TASK STATEMENT
The listing below is to be output in its exact form.

Stored records:
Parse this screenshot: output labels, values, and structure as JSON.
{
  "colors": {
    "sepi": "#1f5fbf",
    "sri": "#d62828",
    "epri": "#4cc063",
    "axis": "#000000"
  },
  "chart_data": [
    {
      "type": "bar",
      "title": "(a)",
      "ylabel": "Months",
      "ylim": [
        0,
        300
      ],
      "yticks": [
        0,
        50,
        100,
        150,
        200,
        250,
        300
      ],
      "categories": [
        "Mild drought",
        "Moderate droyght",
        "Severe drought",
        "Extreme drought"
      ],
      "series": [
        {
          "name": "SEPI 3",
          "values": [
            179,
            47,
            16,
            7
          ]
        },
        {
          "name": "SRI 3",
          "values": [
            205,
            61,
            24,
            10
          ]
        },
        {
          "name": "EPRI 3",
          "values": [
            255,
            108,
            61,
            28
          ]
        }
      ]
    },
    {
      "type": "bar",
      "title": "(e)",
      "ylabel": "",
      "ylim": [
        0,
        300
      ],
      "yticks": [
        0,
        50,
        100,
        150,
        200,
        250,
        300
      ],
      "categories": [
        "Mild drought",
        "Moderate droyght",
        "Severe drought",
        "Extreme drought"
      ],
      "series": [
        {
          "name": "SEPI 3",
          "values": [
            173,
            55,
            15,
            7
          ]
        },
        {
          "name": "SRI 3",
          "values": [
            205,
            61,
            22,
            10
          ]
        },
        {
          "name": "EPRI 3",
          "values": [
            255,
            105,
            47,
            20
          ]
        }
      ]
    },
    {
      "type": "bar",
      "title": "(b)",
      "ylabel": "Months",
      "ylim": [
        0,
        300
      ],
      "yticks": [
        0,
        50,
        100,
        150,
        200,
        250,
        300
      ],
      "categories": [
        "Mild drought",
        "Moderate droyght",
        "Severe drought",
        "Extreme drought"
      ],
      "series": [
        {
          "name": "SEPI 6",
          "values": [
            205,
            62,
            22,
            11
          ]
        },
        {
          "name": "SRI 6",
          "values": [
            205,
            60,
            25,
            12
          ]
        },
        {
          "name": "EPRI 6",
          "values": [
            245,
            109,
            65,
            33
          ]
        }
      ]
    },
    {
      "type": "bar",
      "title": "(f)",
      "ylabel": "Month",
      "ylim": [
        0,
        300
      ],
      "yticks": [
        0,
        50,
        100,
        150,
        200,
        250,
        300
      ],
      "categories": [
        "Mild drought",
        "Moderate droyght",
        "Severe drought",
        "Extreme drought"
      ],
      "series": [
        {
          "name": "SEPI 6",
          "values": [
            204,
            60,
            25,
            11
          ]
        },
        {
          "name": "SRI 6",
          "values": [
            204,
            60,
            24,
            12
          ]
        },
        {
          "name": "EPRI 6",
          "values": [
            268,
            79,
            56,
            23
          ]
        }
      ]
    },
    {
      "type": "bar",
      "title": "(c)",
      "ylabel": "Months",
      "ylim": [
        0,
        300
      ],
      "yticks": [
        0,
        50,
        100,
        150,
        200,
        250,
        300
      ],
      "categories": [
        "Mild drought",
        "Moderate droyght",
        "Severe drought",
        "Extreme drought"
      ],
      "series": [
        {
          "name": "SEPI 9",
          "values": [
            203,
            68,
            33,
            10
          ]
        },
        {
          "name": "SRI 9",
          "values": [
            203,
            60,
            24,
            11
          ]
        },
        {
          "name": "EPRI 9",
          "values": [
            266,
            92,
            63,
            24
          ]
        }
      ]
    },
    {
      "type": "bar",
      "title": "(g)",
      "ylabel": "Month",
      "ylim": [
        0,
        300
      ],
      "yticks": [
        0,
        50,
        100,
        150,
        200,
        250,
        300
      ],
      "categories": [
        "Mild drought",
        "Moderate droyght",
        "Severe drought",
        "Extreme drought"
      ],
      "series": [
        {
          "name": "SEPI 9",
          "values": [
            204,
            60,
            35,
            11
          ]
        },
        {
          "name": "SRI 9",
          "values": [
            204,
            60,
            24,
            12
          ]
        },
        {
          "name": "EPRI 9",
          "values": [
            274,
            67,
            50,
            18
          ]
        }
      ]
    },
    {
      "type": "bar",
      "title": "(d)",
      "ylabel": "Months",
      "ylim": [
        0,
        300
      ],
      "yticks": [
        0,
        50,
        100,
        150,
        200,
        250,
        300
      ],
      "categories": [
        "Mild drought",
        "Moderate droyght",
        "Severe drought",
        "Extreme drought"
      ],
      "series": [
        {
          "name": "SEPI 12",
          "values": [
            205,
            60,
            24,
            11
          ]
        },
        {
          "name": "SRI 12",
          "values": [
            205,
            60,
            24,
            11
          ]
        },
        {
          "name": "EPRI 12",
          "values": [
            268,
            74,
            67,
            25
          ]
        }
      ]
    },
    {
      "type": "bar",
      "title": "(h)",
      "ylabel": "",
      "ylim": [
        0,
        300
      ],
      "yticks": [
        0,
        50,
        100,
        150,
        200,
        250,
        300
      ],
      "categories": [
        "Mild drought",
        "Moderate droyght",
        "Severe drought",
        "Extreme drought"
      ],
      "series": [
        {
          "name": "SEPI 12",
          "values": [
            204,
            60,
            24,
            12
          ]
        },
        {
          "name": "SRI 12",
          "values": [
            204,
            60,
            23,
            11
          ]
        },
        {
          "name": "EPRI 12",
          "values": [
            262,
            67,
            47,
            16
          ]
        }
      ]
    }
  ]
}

TASK RESULT
Parse this screenshot: output labels, values, and structure as JSON.
{
  "colors": {
    "sepi": "#1f5fbf",
    "sri": "#d62828",
    "epri": "#4cc063",
    "axis": "#000000"
  },
  "chart_data": [
    {
      "type": "bar",
      "title": "(a)",
      "ylabel": "Months",
      "ylim": [
        0,
        300
      ],
      "yticks": [
        0,
        50,
        100,
        150,
        200,
        250,
        300
      ],
      "categories": [
        "Mild drought",
        "Moderate droyght",
        "Severe drought",
        "Extreme drought"
      ],
      "series": [
        {
          "name": "SEPI 3",
          "values": [
            179,
            47,
            16,
            7
          ]
        },
        {
          "name": "SRI 3",
          "values": [
            205,
            61,
            24,
            10
          ]
        },
        {
          "name": "EPRI 3",
          "values": [
            255,
            108,
            61,
            28
          ]
        }
      ]
    },
    {
      "type": "bar",
      "title": "(e)",
      "ylabel": "",
      "ylim": [
        0,
        300
      ],
      "yticks": [
        0,
        50,
        100,
        150,
        200,
        250,
        300
      ],
      "categories": [
        "Mild drought",
        "Moderate droyght",
        "Severe drought",
        "Extreme drought"
      ],
      "series": [
        {
          "name": "SEPI 3",
          "values": [
            173,
            55,
            15,
            7
          ]
        },
        {
          "name": "SRI 3",
          "values": [
            205,
            61,
            22,
            10
          ]
        },
        {
          "name": "EPRI 3",
          "values": [
            255,
            105,
            47,
            20
          ]
        }
      ]
    },
    {
      "type": "bar",
      "title": "(b)",
      "ylabel": "Months",
      "ylim": [
        0,
        300
      ],
      "yticks": [
        0,
        50,
        100,
        150,
        200,
        250,
        300
      ],
      "categories": [
        "Mild drought",
        "Moderate droyght",
        "Severe drought",
        "Extreme drought"
      ],
      "series": [
        {
          "name": "SEPI 6",
          "values": [
            205,
            62,
            22,
            11
          ]
        },
        {
          "name": "SRI 6",
          "values": [
            205,
            60,
            25,
            12
          ]
        },
        {
          "name": "EPRI 6",
          "values": [
            245,
            109,
            65,
            33
          ]
        }
      ]
    },
    {
      "type": "bar",
      "title": "(f)",
      "ylabel": "Month",
      "ylim": [
        0,
        300
      ],
      "yticks": [
        0,
        50,
        100,
        150,
        200,
        250,
        300
      ],
      "categories": [
        "Mild drought",
        "Moderate droyght",
        "Severe drought",
        "Extreme drought"
      ],
      "series": [
        {
          "name": "SEPI 6",
          "values": [
            204,
            60,
            25,
            11
          ]
        },
        {
          "name": "SRI 6",
          "values": [
            204,
            60,
            24,
            12
          ]
        },
        {
          "name": "EPRI 6",
          "values": [
            268,
            79,
            56,
            23
          ]
        }
      ]
    },
    {
      "type": "bar",
      "title": "(c)",
      "ylabel": "Months",
      "ylim": [
        0,
        300
      ],
      "yticks": [
        0,
        50,
        100,
        150,
        200,
        250,
        300
      ],
      "categories": [
        "Mild drought",
        "Moderate droyght",
        "Severe drought",
        "Extreme drought"
      ],
      "series": [
        {
          "name": "SEPI 9",
          "values": [
            203,
            68,
            33,
            10
          ]
        },
        {
          "name": "SRI 9",
          "values": [
            203,
            60,
            24,
            11
          ]
        },
        {
          "name": "EPRI 9",
          "values": [
            266,
            92,
            63,
            24
          ]
        }
      ]
    },
    {
      "type": "bar",
      "title": "(g)",
      "ylabel": "Month",
      "ylim": [
        0,
        300
      ],
      "yticks": [
        0,
        50,
        100,
        150,
        200,
        250,
        300
      ],
      "categories": [
        "Mild drought",
        "Moderate droyght",
        "Severe drought",
        "Extreme drought"
      ],
      "series": [
        {
          "name": "SEPI 9",
          "values": [
            204,
            60,
            35,
            11
          ]
        },
        {
          "name": "SRI 9",
          "values": [
            204,
            60,
            24,
            12
          ]
        },
        {
          "name": "EPRI 9",
          "values": [
            274,
            67,
            50,
            18
          ]
        }
      ]
    },
    {
      "type": "bar",
      "title": "(d)",
      "ylabel": "Months",
      "ylim": [
        0,
        300
      ],
      "yticks": [
        0,
        50,
        100,
        150,
        200,
        250,
        300
      ],
      "categories": [
        "Mild drought",
        "Moderate droyght",
        "Severe drought",
        "Extreme drought"
      ],
      "series": [
        {
          "name": "SEPI 12",
          "values": [
            205,
            60,
            24,
            11
          ]
        },
        {
          "name": "SRI 12",
          "values": [
            205,
            60,
            24,
            11
          ]
        },
        {
          "name": "EPRI 12",
          "values": [
            268,
            74,
            67,
            25
          ]
        }
      ]
    },
    {
      "type": "bar",
      "title": "(h)",
      "ylabel": "",
      "ylim": [
        0,
        300
      ],
      "yticks": [
        0,
        50,
        100,
        150,
        200,
        250,
        300
      ],
      "categories": [
        "Mild drought",
        "Moderate droyght",
        "Severe drought",
        "Extreme drought"
      ],
      "series": [
        {
          "name": "SEPI 12",
          "values": [
            204,
            60,
            24,
            12
          ]
        },
        {
          "name": "SRI 12",
          "values": [
            204,
            60,
            23,
            11
          ]
        },
        {
          "name": "EPRI 12",
          "values": [
            262,
            67,
            47,
            16
          ]
        }
      ]
    }
  ]
}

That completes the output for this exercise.